Records from a data collection
--------------------------------

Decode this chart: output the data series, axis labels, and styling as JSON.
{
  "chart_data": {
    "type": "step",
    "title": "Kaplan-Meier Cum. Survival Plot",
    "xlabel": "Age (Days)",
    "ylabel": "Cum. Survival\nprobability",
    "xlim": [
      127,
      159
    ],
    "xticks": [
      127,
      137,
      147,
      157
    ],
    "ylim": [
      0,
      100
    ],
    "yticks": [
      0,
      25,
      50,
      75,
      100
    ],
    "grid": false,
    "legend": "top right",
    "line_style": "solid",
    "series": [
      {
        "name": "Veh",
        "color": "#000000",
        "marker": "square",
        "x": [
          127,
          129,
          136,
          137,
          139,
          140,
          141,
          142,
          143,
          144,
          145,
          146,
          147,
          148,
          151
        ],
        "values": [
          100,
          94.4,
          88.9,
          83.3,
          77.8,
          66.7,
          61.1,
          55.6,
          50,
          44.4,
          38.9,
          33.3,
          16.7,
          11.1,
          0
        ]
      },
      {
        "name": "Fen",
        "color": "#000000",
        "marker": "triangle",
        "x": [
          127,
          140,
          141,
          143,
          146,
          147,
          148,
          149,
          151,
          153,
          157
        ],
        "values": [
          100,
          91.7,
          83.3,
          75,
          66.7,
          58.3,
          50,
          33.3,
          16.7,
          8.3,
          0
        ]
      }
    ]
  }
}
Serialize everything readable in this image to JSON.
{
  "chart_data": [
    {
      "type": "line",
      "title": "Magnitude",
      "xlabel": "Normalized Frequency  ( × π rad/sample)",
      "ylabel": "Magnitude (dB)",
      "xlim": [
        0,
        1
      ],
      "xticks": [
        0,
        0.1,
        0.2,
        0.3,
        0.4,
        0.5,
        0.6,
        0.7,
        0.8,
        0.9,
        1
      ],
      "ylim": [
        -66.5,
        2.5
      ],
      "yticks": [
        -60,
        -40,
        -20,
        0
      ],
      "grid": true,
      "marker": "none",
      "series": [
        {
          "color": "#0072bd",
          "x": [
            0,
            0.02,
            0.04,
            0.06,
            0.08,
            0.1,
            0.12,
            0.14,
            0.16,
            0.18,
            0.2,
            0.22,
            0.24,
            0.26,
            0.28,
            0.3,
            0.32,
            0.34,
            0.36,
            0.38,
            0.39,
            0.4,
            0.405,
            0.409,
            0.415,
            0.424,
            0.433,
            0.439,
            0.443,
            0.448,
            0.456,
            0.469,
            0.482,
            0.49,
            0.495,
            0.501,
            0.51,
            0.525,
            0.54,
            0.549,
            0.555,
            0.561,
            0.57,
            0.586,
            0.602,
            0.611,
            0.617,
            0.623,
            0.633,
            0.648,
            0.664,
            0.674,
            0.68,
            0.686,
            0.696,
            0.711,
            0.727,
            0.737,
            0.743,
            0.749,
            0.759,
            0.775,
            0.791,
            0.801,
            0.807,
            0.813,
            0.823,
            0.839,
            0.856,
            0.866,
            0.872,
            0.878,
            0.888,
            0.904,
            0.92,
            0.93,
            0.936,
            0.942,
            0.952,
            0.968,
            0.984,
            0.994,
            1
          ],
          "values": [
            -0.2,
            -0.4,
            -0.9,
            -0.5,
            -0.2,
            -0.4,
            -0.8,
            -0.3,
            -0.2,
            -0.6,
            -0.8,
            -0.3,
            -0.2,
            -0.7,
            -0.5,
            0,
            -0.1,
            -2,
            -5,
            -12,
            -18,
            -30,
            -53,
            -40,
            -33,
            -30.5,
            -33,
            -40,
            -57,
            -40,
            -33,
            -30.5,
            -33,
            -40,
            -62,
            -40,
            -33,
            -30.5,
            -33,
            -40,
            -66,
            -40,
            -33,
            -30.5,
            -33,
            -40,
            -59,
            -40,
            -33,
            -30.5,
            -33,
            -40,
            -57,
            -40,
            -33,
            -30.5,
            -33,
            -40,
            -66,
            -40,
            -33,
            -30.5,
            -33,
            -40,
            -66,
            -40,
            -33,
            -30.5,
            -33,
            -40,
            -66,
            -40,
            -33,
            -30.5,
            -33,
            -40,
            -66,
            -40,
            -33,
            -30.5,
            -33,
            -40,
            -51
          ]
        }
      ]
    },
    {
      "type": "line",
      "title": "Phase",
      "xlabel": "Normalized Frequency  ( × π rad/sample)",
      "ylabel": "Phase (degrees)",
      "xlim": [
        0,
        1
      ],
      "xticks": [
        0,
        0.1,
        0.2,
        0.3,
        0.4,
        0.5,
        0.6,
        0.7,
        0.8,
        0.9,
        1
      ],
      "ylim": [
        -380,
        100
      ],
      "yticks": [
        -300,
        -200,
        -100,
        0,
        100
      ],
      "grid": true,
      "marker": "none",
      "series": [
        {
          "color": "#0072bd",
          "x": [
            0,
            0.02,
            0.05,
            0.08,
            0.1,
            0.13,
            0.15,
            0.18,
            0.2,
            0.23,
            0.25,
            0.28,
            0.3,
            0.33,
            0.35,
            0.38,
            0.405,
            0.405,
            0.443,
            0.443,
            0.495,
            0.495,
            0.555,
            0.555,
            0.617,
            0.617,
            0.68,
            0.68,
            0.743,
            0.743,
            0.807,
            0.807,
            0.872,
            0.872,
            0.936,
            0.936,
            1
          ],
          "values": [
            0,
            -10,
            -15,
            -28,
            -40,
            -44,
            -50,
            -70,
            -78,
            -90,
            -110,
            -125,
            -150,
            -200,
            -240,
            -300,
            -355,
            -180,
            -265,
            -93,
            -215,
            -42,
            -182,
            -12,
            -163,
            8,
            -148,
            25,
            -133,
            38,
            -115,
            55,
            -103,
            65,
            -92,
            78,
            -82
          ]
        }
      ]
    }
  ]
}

--------------------------------

◆ What the exercise asks ◆
From the data above, pick out each line containing "Survival" and copy it.

◆ In response ◆
    "title": "Kaplan-Meier Cum. Survival Plot",
    "ylabel": "Cum. Survival\nprobability",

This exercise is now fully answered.